STATED EXERCISE: Only the number is wanted: how many lines contain the word "JSON"?

THE RECORDS:

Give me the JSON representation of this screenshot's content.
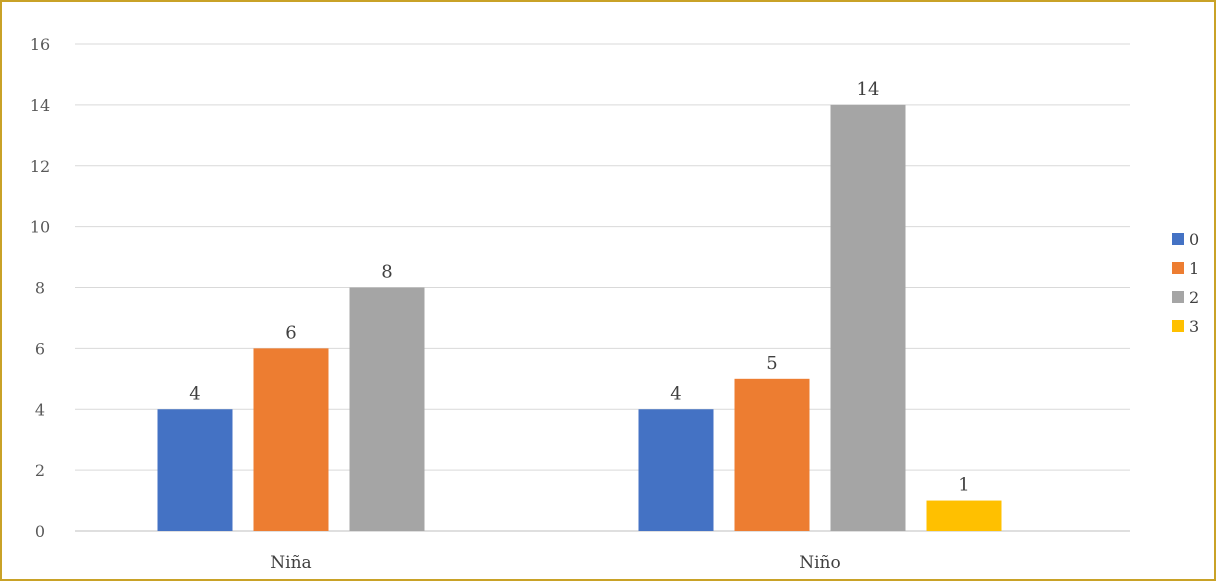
{
  "chart_data": {
    "type": "bar",
    "title": "",
    "xlabel": "",
    "ylabel": "",
    "categories": [
      "Niña",
      "Niño"
    ],
    "ylim": [
      0,
      16
    ],
    "yticks": [
      0,
      2,
      4,
      6,
      8,
      10,
      12,
      14,
      16
    ],
    "grid": true,
    "legend_position": "right",
    "series": [
      {
        "name": "0",
        "color": "#4472C4",
        "values": [
          4,
          4
        ]
      },
      {
        "name": "1",
        "color": "#ED7D31",
        "values": [
          6,
          5
        ]
      },
      {
        "name": "2",
        "color": "#A5A5A5",
        "values": [
          8,
          14
        ]
      },
      {
        "name": "3",
        "color": "#FFC000",
        "values": [
          null,
          1
        ]
      }
    ]
  },
  "colors": {
    "frame_border": "#c9a227",
    "gridline": "#d9d9d9"
  }
}
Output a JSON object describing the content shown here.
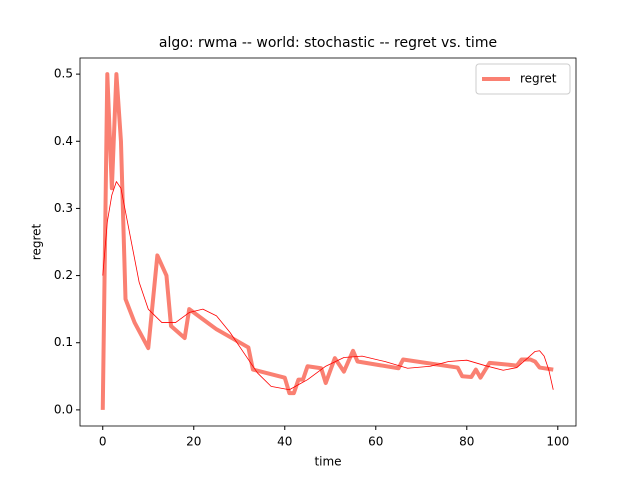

REPLY: 2